--- start of SUPPLIED INFORMATION ---

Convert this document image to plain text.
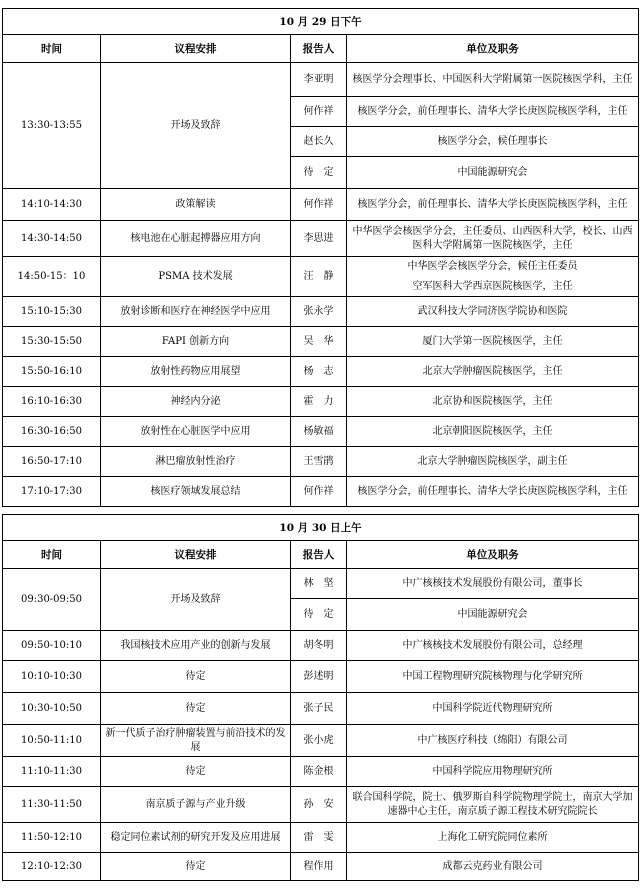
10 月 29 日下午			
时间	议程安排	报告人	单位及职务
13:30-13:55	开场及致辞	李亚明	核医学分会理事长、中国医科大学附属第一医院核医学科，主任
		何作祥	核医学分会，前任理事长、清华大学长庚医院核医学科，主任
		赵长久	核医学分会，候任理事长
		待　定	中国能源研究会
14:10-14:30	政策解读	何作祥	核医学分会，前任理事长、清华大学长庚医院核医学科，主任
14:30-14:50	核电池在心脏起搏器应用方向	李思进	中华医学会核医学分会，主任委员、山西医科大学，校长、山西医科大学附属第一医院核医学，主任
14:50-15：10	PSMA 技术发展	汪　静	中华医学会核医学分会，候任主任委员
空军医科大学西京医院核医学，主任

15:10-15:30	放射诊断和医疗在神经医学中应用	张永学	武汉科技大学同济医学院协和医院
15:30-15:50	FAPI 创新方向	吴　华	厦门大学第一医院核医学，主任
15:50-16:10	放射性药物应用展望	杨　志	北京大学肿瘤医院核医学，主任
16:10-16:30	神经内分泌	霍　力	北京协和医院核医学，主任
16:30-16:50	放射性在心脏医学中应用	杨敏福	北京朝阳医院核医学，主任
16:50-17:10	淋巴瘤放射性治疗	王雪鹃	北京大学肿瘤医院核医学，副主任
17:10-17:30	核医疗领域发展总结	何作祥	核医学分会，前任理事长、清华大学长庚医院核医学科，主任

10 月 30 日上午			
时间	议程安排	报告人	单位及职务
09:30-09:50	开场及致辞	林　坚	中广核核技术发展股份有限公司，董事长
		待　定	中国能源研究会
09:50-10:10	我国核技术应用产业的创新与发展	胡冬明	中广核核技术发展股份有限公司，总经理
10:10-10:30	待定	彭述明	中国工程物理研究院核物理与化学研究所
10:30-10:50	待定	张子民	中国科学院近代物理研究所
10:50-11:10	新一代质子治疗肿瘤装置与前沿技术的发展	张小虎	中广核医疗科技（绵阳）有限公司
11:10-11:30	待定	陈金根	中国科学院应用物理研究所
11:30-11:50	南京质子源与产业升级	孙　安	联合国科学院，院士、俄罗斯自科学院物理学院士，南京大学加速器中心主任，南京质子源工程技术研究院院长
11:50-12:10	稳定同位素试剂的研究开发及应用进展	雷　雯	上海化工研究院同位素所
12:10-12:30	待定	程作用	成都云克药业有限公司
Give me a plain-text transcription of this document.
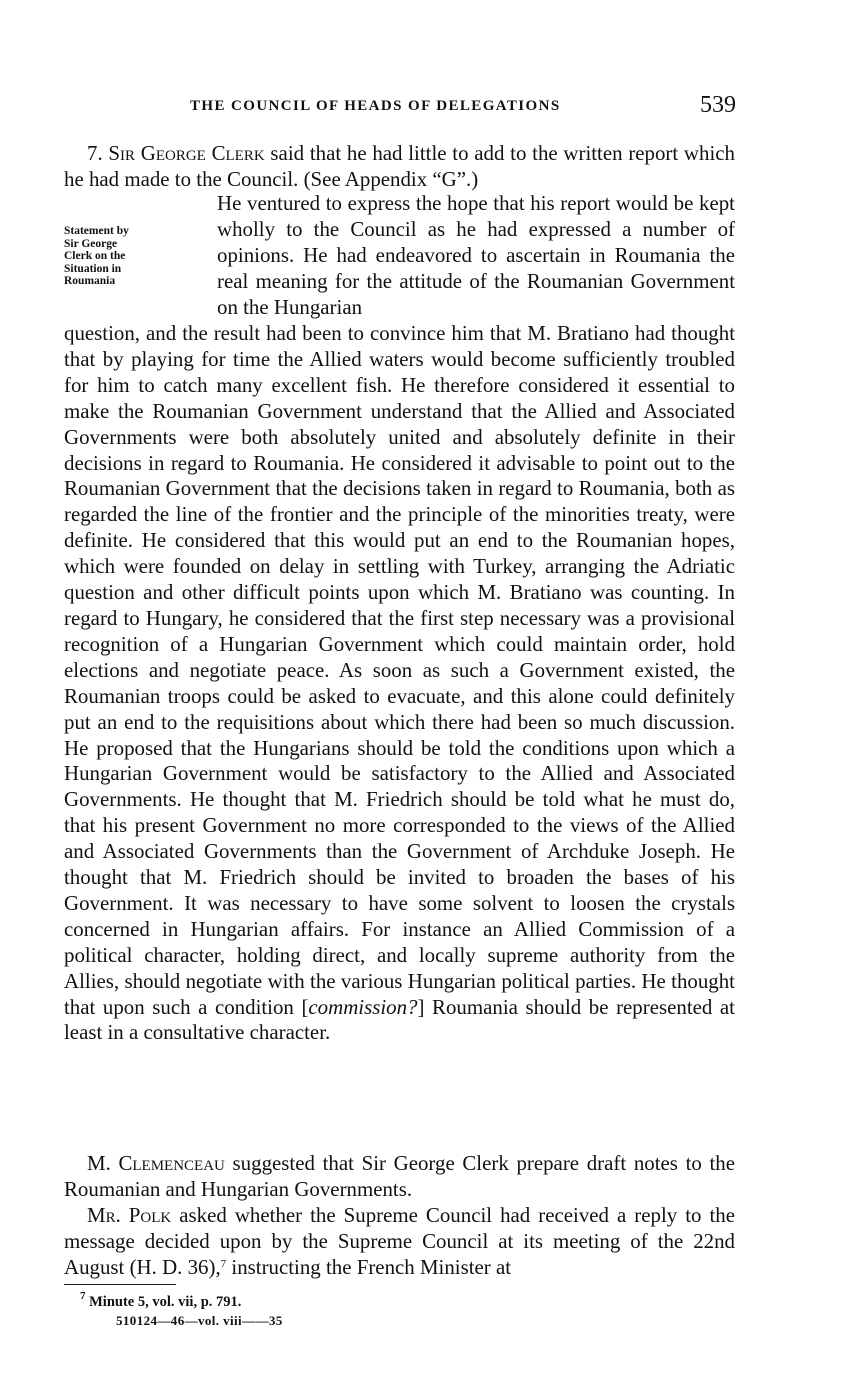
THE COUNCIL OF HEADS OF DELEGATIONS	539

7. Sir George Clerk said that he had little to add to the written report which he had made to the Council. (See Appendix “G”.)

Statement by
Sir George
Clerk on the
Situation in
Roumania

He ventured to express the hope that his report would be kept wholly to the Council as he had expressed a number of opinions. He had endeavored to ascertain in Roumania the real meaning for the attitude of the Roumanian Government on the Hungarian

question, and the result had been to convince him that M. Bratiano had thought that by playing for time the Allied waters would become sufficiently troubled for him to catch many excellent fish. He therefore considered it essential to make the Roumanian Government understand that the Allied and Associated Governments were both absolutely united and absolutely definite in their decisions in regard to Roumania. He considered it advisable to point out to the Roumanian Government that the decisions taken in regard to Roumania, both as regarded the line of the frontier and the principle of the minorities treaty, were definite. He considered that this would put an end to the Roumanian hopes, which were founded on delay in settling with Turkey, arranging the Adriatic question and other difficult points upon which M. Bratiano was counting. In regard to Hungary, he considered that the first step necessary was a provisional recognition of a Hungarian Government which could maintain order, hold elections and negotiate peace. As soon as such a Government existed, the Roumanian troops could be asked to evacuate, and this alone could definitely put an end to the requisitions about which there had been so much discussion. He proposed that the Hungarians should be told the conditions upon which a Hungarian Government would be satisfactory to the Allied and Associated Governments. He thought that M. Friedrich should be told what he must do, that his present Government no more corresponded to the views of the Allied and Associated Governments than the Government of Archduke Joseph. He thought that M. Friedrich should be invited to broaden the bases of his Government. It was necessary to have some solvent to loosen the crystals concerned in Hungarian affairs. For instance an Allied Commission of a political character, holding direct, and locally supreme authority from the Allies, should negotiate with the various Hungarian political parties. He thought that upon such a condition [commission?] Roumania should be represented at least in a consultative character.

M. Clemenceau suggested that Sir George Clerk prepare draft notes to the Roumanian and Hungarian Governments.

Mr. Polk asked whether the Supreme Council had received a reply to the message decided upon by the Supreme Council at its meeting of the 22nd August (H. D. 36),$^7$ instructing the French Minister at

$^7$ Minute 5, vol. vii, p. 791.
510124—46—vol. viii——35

--- end of SUPPLIED INFORMATION ---
--- start of SUPPLIED INFORMATION ---

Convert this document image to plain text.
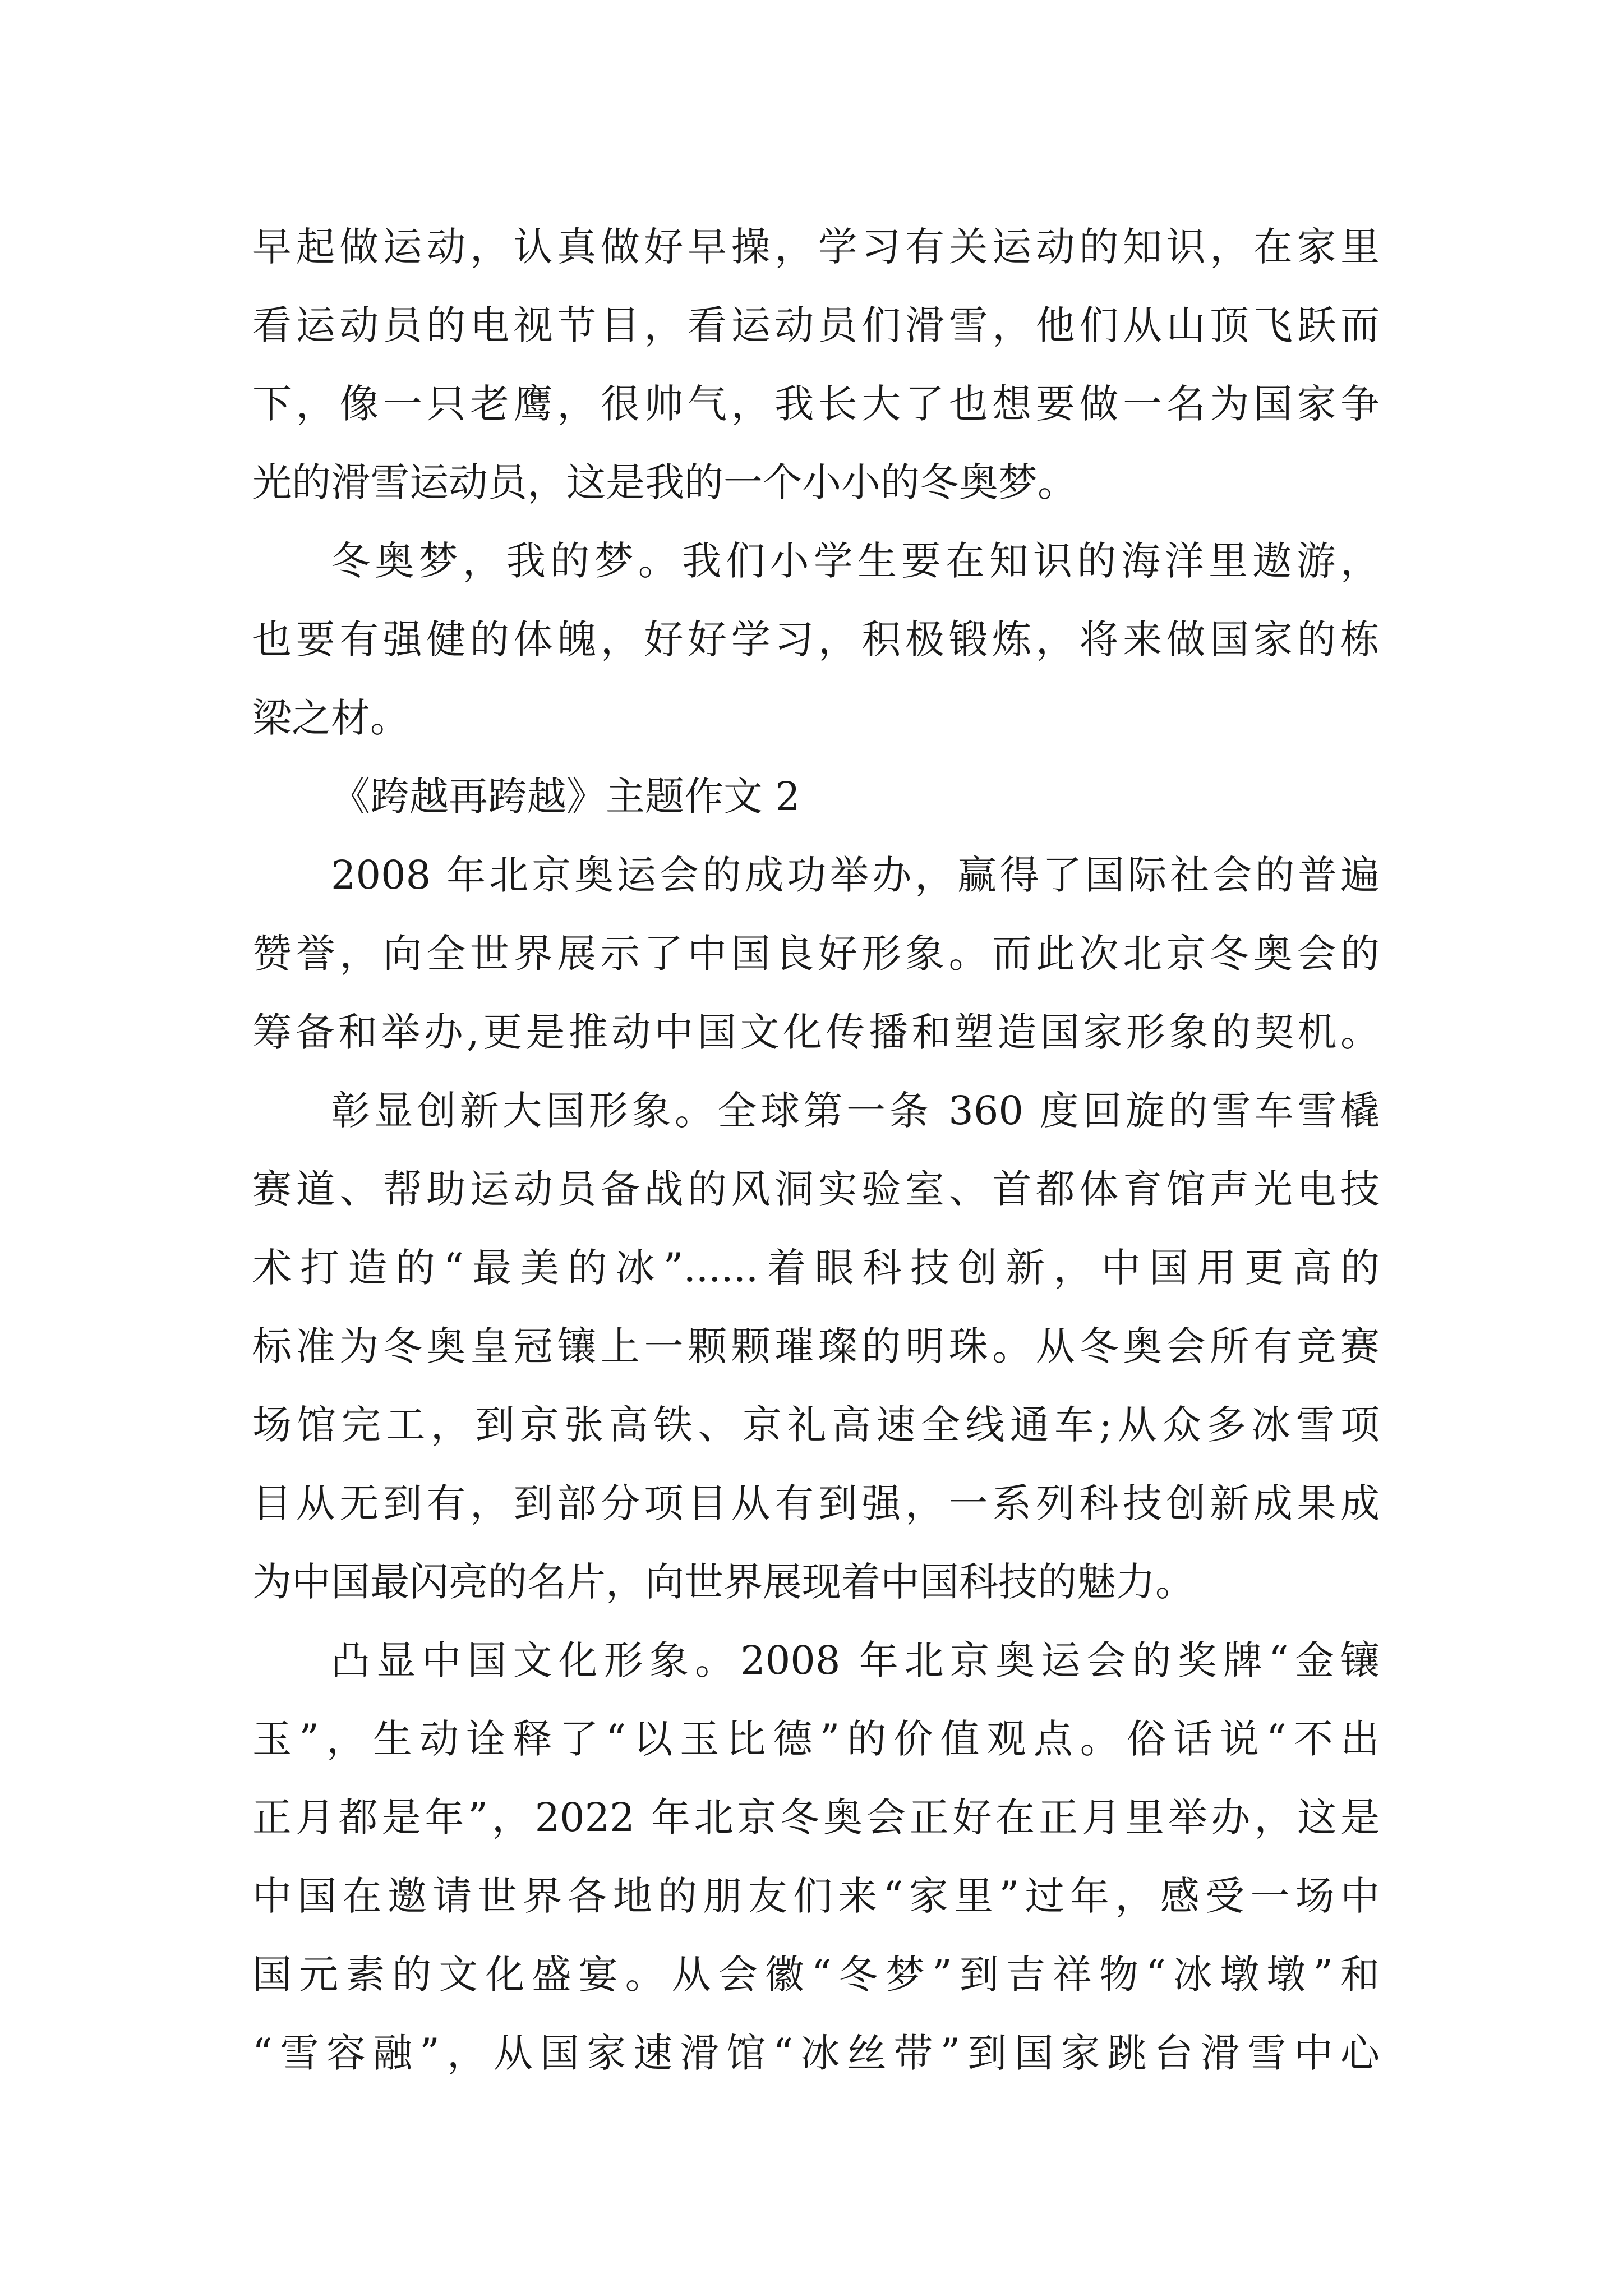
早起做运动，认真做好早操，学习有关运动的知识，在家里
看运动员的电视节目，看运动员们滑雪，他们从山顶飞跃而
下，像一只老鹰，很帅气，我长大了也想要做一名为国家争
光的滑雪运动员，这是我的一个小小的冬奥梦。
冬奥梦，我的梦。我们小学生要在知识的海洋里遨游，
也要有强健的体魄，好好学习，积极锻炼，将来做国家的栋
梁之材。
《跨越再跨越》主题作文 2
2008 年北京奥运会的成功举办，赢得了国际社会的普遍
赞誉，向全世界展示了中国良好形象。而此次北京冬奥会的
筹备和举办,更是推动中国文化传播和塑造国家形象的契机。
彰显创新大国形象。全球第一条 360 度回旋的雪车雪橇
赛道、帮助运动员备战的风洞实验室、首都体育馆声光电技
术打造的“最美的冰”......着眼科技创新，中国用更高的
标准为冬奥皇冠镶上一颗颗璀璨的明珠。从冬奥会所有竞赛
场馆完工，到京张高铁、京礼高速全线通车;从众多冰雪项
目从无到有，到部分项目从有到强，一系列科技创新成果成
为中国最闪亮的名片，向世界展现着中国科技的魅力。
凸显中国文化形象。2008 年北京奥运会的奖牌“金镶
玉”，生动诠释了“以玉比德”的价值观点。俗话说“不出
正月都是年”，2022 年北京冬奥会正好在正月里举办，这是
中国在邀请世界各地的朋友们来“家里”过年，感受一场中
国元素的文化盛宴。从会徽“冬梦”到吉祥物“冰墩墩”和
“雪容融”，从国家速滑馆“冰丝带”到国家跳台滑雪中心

--- end of SUPPLIED INFORMATION ---

## THE EXERCISE
List the lines of the records where "北京大学肿瘤医院核医学" occurs.

## TASK SOLUTION
15:50-16:10	放射性药物应用展望	杨　志	北京大学肿瘤医院核医学，主任
16:50-17:10	淋巴瘤放射性治疗	王雪鹃	北京大学肿瘤医院核医学，副主任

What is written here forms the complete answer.